Work required: Reproduce the records below exactly as they appear.
#####
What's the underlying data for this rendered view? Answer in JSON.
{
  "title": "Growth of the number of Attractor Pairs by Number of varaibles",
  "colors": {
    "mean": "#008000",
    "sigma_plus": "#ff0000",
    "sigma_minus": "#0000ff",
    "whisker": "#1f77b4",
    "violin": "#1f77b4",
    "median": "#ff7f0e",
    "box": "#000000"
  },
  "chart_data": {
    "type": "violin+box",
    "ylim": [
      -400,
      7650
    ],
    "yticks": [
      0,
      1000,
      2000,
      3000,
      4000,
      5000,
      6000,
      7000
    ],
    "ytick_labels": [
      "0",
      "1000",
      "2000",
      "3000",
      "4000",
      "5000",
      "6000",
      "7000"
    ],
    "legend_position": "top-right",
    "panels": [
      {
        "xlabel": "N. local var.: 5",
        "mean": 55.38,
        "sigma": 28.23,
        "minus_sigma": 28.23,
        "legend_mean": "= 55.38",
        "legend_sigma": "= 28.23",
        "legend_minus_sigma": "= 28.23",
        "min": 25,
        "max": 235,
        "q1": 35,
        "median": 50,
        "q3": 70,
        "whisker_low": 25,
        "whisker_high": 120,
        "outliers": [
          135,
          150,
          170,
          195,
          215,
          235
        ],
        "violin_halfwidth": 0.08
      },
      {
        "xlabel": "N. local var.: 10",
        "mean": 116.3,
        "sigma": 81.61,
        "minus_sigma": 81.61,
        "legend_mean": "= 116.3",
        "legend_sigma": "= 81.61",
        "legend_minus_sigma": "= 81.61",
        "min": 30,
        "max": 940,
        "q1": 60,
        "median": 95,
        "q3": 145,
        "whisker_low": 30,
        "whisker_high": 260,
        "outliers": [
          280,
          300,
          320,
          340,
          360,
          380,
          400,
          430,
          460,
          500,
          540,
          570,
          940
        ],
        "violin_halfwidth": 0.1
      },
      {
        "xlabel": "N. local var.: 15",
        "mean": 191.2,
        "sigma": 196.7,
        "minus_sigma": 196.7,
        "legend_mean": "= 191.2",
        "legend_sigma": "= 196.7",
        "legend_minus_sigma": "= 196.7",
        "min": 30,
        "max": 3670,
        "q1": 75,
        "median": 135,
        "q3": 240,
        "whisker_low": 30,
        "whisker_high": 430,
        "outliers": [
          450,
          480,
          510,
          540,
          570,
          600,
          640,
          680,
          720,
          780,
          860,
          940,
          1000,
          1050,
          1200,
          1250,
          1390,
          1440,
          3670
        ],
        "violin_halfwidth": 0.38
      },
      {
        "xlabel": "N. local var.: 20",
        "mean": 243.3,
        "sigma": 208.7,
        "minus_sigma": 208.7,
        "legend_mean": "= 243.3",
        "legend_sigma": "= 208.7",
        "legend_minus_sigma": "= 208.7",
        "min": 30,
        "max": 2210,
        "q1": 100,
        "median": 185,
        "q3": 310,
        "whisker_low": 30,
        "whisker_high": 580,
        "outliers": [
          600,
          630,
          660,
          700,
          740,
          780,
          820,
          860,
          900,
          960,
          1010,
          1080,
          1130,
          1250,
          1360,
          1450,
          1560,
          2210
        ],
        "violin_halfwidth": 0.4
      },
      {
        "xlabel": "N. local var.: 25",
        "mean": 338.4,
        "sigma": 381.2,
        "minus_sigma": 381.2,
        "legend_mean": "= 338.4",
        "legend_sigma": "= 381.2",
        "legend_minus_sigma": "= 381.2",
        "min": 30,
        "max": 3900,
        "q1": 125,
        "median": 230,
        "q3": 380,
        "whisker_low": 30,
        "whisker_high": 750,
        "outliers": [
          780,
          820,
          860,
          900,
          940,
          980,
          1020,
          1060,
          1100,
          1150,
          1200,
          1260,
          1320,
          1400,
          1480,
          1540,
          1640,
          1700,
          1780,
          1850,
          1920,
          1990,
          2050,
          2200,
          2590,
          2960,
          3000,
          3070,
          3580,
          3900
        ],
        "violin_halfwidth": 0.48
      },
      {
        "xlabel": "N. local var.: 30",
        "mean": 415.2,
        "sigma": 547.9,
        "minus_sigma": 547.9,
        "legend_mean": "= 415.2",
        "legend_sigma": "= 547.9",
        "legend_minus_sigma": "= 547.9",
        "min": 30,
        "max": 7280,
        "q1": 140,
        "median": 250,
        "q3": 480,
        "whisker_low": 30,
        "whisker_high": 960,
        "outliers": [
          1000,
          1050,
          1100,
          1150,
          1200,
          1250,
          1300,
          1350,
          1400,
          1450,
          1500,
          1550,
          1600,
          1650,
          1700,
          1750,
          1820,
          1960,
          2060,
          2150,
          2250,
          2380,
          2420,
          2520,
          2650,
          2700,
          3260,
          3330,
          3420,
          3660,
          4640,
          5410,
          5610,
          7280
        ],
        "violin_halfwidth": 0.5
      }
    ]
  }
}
#####
Task answer:
What's the underlying data for this rendered view? Answer in JSON.
{
  "title": "Growth of the number of Attractor Pairs by Number of varaibles",
  "colors": {
    "mean": "#008000",
    "sigma_plus": "#ff0000",
    "sigma_minus": "#0000ff",
    "whisker": "#1f77b4",
    "violin": "#1f77b4",
    "median": "#ff7f0e",
    "box": "#000000"
  },
  "chart_data": {
    "type": "violin+box",
    "ylim": [
      -400,
      7650
    ],
    "yticks": [
      0,
      1000,
      2000,
      3000,
      4000,
      5000,
      6000,
      7000
    ],
    "ytick_labels": [
      "0",
      "1000",
      "2000",
      "3000",
      "4000",
      "5000",
      "6000",
      "7000"
    ],
    "legend_position": "top-right",
    "panels": [
      {
        "xlabel": "N. local var.: 5",
        "mean": 55.38,
        "sigma": 28.23,
        "minus_sigma": 28.23,
        "legend_mean": "= 55.38",
        "legend_sigma": "= 28.23",
        "legend_minus_sigma": "= 28.23",
        "min": 25,
        "max": 235,
        "q1": 35,
        "median": 50,
        "q3": 70,
        "whisker_low": 25,
        "whisker_high": 120,
        "outliers": [
          135,
          150,
          170,
          195,
          215,
          235
        ],
        "violin_halfwidth": 0.08
      },
      {
        "xlabel": "N. local var.: 10",
        "mean": 116.3,
        "sigma": 81.61,
        "minus_sigma": 81.61,
        "legend_mean": "= 116.3",
        "legend_sigma": "= 81.61",
        "legend_minus_sigma": "= 81.61",
        "min": 30,
        "max": 940,
        "q1": 60,
        "median": 95,
        "q3": 145,
        "whisker_low": 30,
        "whisker_high": 260,
        "outliers": [
          280,
          300,
          320,
          340,
          360,
          380,
          400,
          430,
          460,
          500,
          540,
          570,
          940
        ],
        "violin_halfwidth": 0.1
      },
      {
        "xlabel": "N. local var.: 15",
        "mean": 191.2,
        "sigma": 196.7,
        "minus_sigma": 196.7,
        "legend_mean": "= 191.2",
        "legend_sigma": "= 196.7",
        "legend_minus_sigma": "= 196.7",
        "min": 30,
        "max": 3670,
        "q1": 75,
        "median": 135,
        "q3": 240,
        "whisker_low": 30,
        "whisker_high": 430,
        "outliers": [
          450,
          480,
          510,
          540,
          570,
          600,
          640,
          680,
          720,
          780,
          860,
          940,
          1000,
          1050,
          1200,
          1250,
          1390,
          1440,
          3670
        ],
        "violin_halfwidth": 0.38
      },
      {
        "xlabel": "N. local var.: 20",
        "mean": 243.3,
        "sigma": 208.7,
        "minus_sigma": 208.7,
        "legend_mean": "= 243.3",
        "legend_sigma": "= 208.7",
        "legend_minus_sigma": "= 208.7",
        "min": 30,
        "max": 2210,
        "q1": 100,
        "median": 185,
        "q3": 310,
        "whisker_low": 30,
        "whisker_high": 580,
        "outliers": [
          600,
          630,
          660,
          700,
          740,
          780,
          820,
          860,
          900,
          960,
          1010,
          1080,
          1130,
          1250,
          1360,
          1450,
          1560,
          2210
        ],
        "violin_halfwidth": 0.4
      },
      {
        "xlabel": "N. local var.: 25",
        "mean": 338.4,
        "sigma": 381.2,
        "minus_sigma": 381.2,
        "legend_mean": "= 338.4",
        "legend_sigma": "= 381.2",
        "legend_minus_sigma": "= 381.2",
        "min": 30,
        "max": 3900,
        "q1": 125,
        "median": 230,
        "q3": 380,
        "whisker_low": 30,
        "whisker_high": 750,
        "outliers": [
          780,
          820,
          860,
          900,
          940,
          980,
          1020,
          1060,
          1100,
          1150,
          1200,
          1260,
          1320,
          1400,
          1480,
          1540,
          1640,
          1700,
          1780,
          1850,
          1920,
          1990,
          2050,
          2200,
          2590,
          2960,
          3000,
          3070,
          3580,
          3900
        ],
        "violin_halfwidth": 0.48
      },
      {
        "xlabel": "N. local var.: 30",
        "mean": 415.2,
        "sigma": 547.9,
        "minus_sigma": 547.9,
        "legend_mean": "= 415.2",
        "legend_sigma": "= 547.9",
        "legend_minus_sigma": "= 547.9",
        "min": 30,
        "max": 7280,
        "q1": 140,
        "median": 250,
        "q3": 480,
        "whisker_low": 30,
        "whisker_high": 960,
        "outliers": [
          1000,
          1050,
          1100,
          1150,
          1200,
          1250,
          1300,
          1350,
          1400,
          1450,
          1500,
          1550,
          1600,
          1650,
          1700,
          1750,
          1820,
          1960,
          2060,
          2150,
          2250,
          2380,
          2420,
          2520,
          2650,
          2700,
          3260,
          3330,
          3420,
          3660,
          4640,
          5410,
          5610,
          7280
        ],
        "violin_halfwidth": 0.5
      }
    ]
  }
}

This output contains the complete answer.